▶ _EXERCISE AIM_
Reproduce each line from the records that holds "Party".

▶ _GIVEN DATA_
#####
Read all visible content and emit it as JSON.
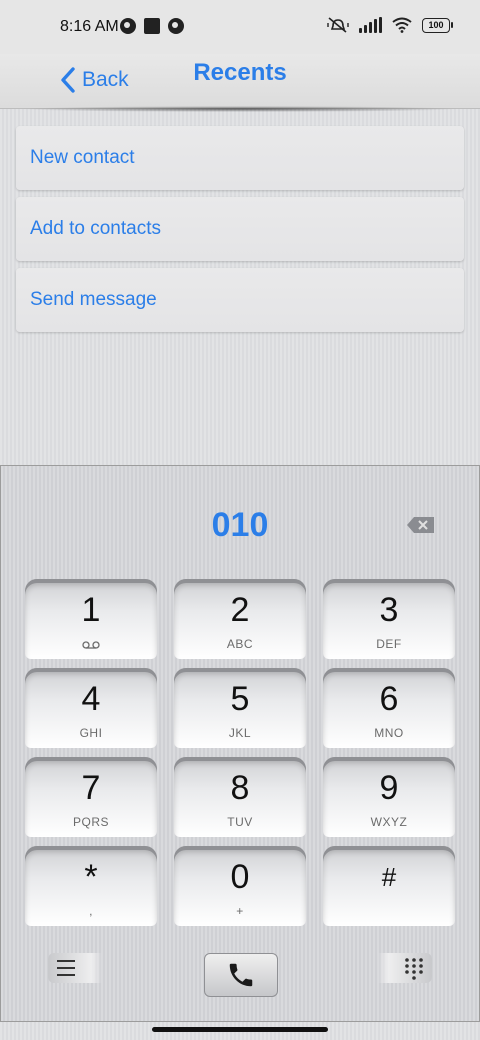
{
  "status_bar": {
    "time": "8:16 AM",
    "battery": "100"
  },
  "header": {
    "back_label": "Back",
    "title": "Recents"
  },
  "options": [
    {
      "label": "New contact"
    },
    {
      "label": "Add to contacts"
    },
    {
      "label": "Send message"
    }
  ],
  "dialer": {
    "number": "010",
    "keys": [
      {
        "digit": "1",
        "letters": ""
      },
      {
        "digit": "2",
        "letters": "ABC"
      },
      {
        "digit": "3",
        "letters": "DEF"
      },
      {
        "digit": "4",
        "letters": "GHI"
      },
      {
        "digit": "5",
        "letters": "JKL"
      },
      {
        "digit": "6",
        "letters": "MNO"
      },
      {
        "digit": "7",
        "letters": "PQRS"
      },
      {
        "digit": "8",
        "letters": "TUV"
      },
      {
        "digit": "9",
        "letters": "WXYZ"
      },
      {
        "digit": "*",
        "letters": ","
      },
      {
        "digit": "0",
        "letters": "+"
      },
      {
        "digit": "#",
        "letters": ""
      }
    ]
  },
  "colors": {
    "accent": "#2b7ee8"
  },
  "icons": {
    "back": "chevron-left-icon",
    "backspace": "backspace-icon",
    "voicemail": "voicemail-icon",
    "menu": "menu-icon",
    "call": "phone-icon",
    "keypad": "keypad-icon"
  }
}
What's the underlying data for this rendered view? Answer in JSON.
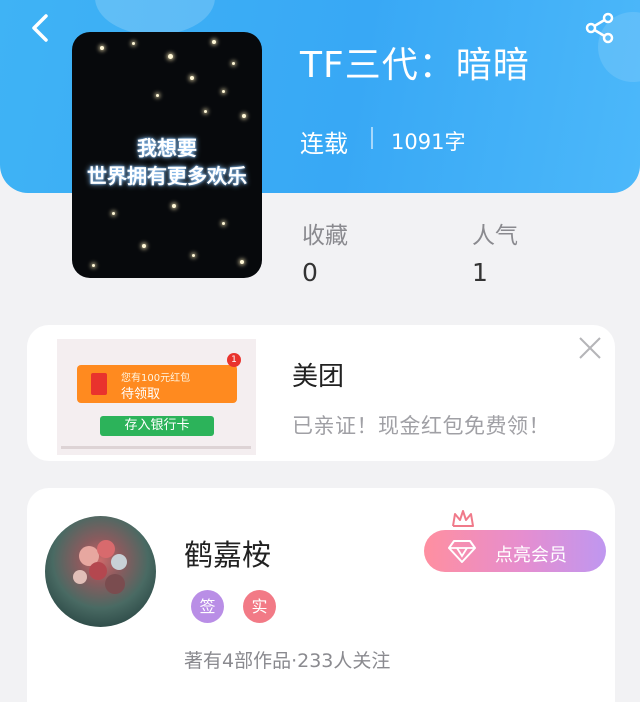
{
  "nav": {
    "back_icon": "chevron-left-icon",
    "share_icon": "share-icon"
  },
  "book": {
    "cover_text_line1": "我想要",
    "cover_text_line2": "世界拥有更多欢乐",
    "title": "TF三代：暗暗",
    "status": "连载",
    "word_count": "1091字",
    "stats": [
      {
        "label": "收藏",
        "value": "0"
      },
      {
        "label": "人气",
        "value": "1"
      }
    ]
  },
  "ad": {
    "thumb_banner_top": "您有100元红包",
    "thumb_banner_main": "待领取",
    "thumb_badge": "1",
    "thumb_button": "存入银行卡",
    "title": "美团",
    "description": "已亲证！现金红包免费领！",
    "close_icon": "close-icon"
  },
  "author": {
    "name": "鹤嘉桉",
    "badges": [
      {
        "label": "签",
        "color": "#b98ee6"
      },
      {
        "label": "实",
        "color": "#f27a86"
      }
    ],
    "summary": "著有4部作品·233人关注",
    "vip_button": "点亮会员",
    "vip_icons": [
      "crown-icon",
      "diamond-icon"
    ]
  },
  "colors": {
    "header_blue": "#3fb3f5",
    "vip_gradient_start": "#ff8fa0",
    "vip_gradient_end": "#bf97f0"
  }
}
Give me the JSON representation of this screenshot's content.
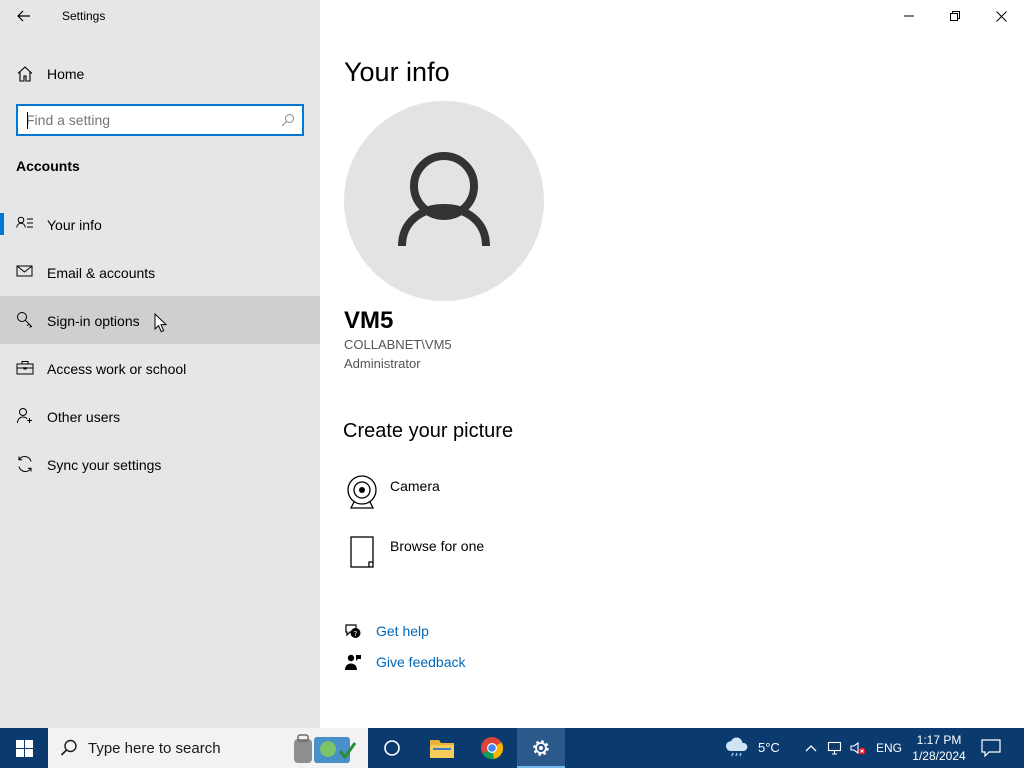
{
  "window": {
    "title": "Settings"
  },
  "sidebar": {
    "home_label": "Home",
    "search_placeholder": "Find a setting",
    "section": "Accounts",
    "items": [
      {
        "label": "Your info",
        "icon": "person-list-icon",
        "selected": true
      },
      {
        "label": "Email & accounts",
        "icon": "mail-icon"
      },
      {
        "label": "Sign-in options",
        "icon": "key-icon",
        "hover": true
      },
      {
        "label": "Access work or school",
        "icon": "briefcase-icon"
      },
      {
        "label": "Other users",
        "icon": "person-add-icon"
      },
      {
        "label": "Sync your settings",
        "icon": "sync-icon"
      }
    ]
  },
  "main": {
    "title": "Your info",
    "user": {
      "name": "VM5",
      "domain": "COLLABNET\\VM5",
      "role": "Administrator"
    },
    "create_picture": {
      "heading": "Create your picture",
      "options": [
        {
          "label": "Camera",
          "icon": "camera-icon"
        },
        {
          "label": "Browse for one",
          "icon": "document-icon"
        }
      ]
    },
    "links": [
      {
        "label": "Get help",
        "icon": "help-chat-icon"
      },
      {
        "label": "Give feedback",
        "icon": "feedback-icon"
      }
    ]
  },
  "taskbar": {
    "search_placeholder": "Type here to search",
    "weather_temp": "5°C",
    "language": "ENG",
    "time": "1:17 PM",
    "date": "1/28/2024"
  },
  "colors": {
    "accent": "#0078d7",
    "link": "#0067b8",
    "sidebar_bg": "#e6e6e6",
    "taskbar_bg": "#0b3b6e"
  }
}
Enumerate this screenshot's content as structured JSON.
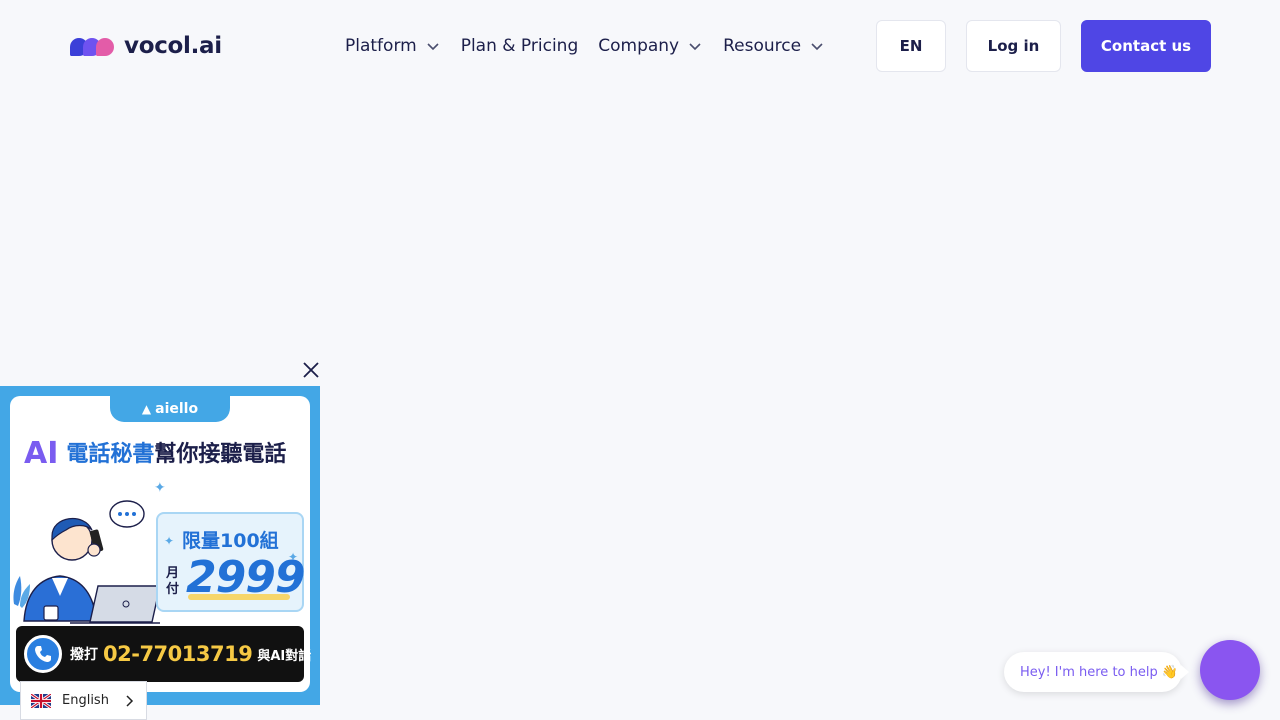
{
  "header": {
    "logo_text": "vocol.ai",
    "nav": [
      {
        "label": "Platform",
        "has_dropdown": true
      },
      {
        "label": "Plan & Pricing",
        "has_dropdown": false
      },
      {
        "label": "Company",
        "has_dropdown": true
      },
      {
        "label": "Resource",
        "has_dropdown": true
      }
    ],
    "lang_button": "EN",
    "login_button": "Log in",
    "contact_button": "Contact us"
  },
  "ad": {
    "close_icon": "close-icon",
    "brand": "aiello",
    "headline_ai": "AI",
    "headline_blue": "電話秘書",
    "headline_dark": "幫你接聽電話",
    "limit_text": "限量100組",
    "monthly_label": "月付",
    "price": "2999",
    "call_prefix": "撥打",
    "phone_number": "02-77013719",
    "call_suffix": "與AI對話",
    "colors": {
      "background": "#43a7e6",
      "accent_blue": "#2271d6",
      "price_yellow": "#f6c944"
    }
  },
  "language_switcher": {
    "label": "English",
    "flag_icon": "uk-flag-icon"
  },
  "chat": {
    "greeting": "Hey! I'm here to help",
    "greeting_emoji": "👋",
    "launcher_color": "#8a55f0"
  },
  "colors": {
    "page_bg": "#f7f8fb",
    "primary": "#4f46e5",
    "text": "#1c1f4a"
  }
}
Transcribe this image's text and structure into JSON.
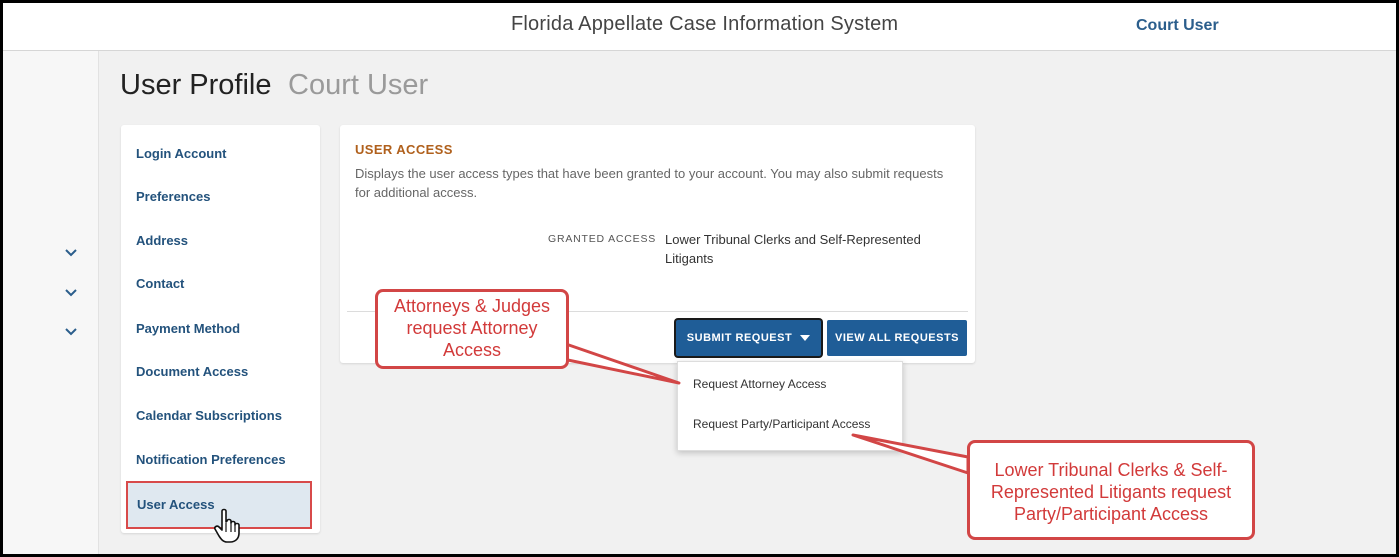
{
  "header": {
    "app_title": "Florida Appellate Case Information System",
    "user_name": "Court User"
  },
  "page": {
    "title": "User Profile",
    "subtitle": "Court User"
  },
  "sidebar": {
    "items": [
      {
        "label": "Login Account"
      },
      {
        "label": "Preferences"
      },
      {
        "label": "Address"
      },
      {
        "label": "Contact"
      },
      {
        "label": "Payment Method"
      },
      {
        "label": "Document Access"
      },
      {
        "label": "Calendar Subscriptions"
      },
      {
        "label": "Notification Preferences"
      },
      {
        "label": "User Access",
        "active": true
      }
    ]
  },
  "user_access": {
    "heading": "USER ACCESS",
    "description": "Displays the user access types that have been granted to your account. You may also submit requests for additional access.",
    "granted_label": "GRANTED ACCESS",
    "granted_value": "Lower Tribunal Clerks and Self-Represented Litigants",
    "submit_label": "SUBMIT REQUEST",
    "view_all_label": "VIEW ALL REQUESTS"
  },
  "dropdown": {
    "items": [
      {
        "label": "Request Attorney Access"
      },
      {
        "label": "Request Party/Participant Access"
      }
    ]
  },
  "callouts": {
    "attorney": "Attorneys & Judges request Attorney Access",
    "party": "Lower Tribunal Clerks & Self-Represented Litigants request Party/Participant Access"
  },
  "icons": {
    "rail": [
      "chevron-down-icon",
      "chevron-down-icon",
      "chevron-down-icon"
    ],
    "submit_caret": "caret-down-icon",
    "cursor": "hand-pointer-icon"
  },
  "colors": {
    "accent_blue": "#1f5d97",
    "link_blue": "#23527c",
    "heading_orange": "#b0601c",
    "callout_red": "#d24646"
  }
}
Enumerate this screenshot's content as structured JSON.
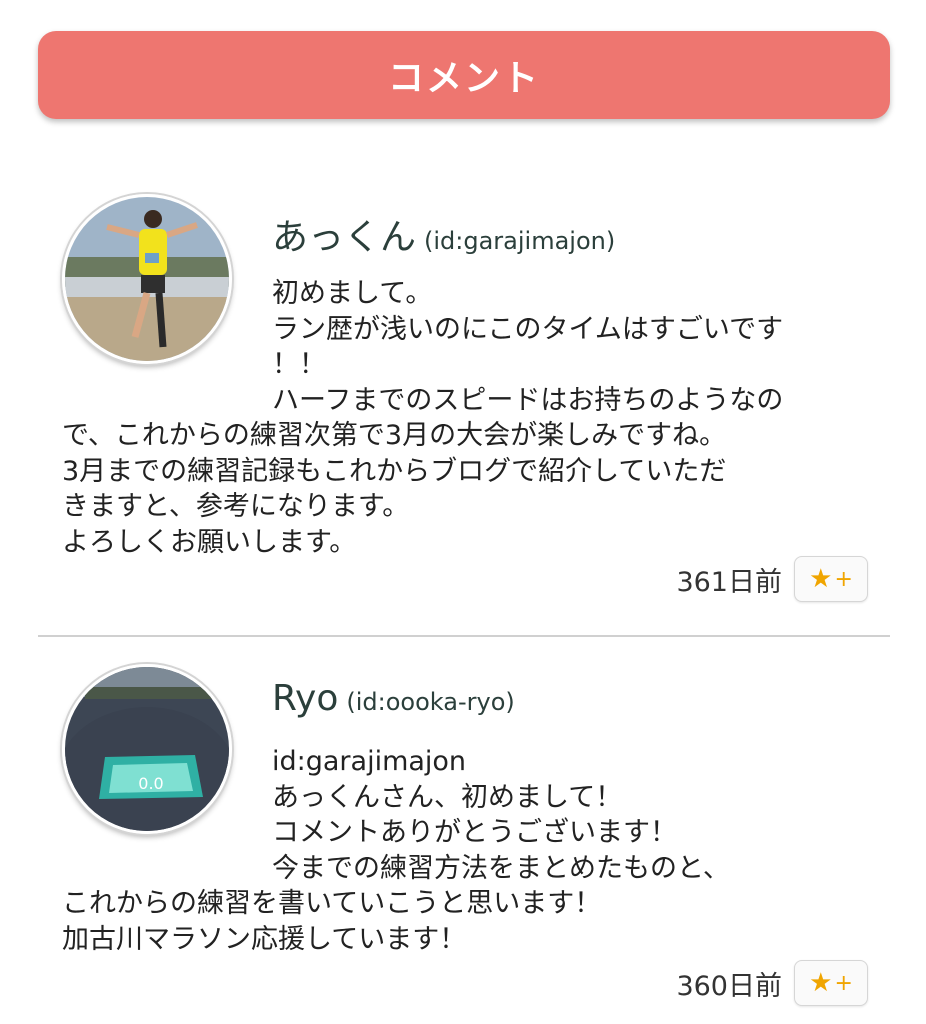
#####
▶ _CORRECT ANSWER_
        "label": "Request Party/Participant Access"
    "party": "Lower Tribunal Clerks & Self-Represented Litigants request Party/Participant Access"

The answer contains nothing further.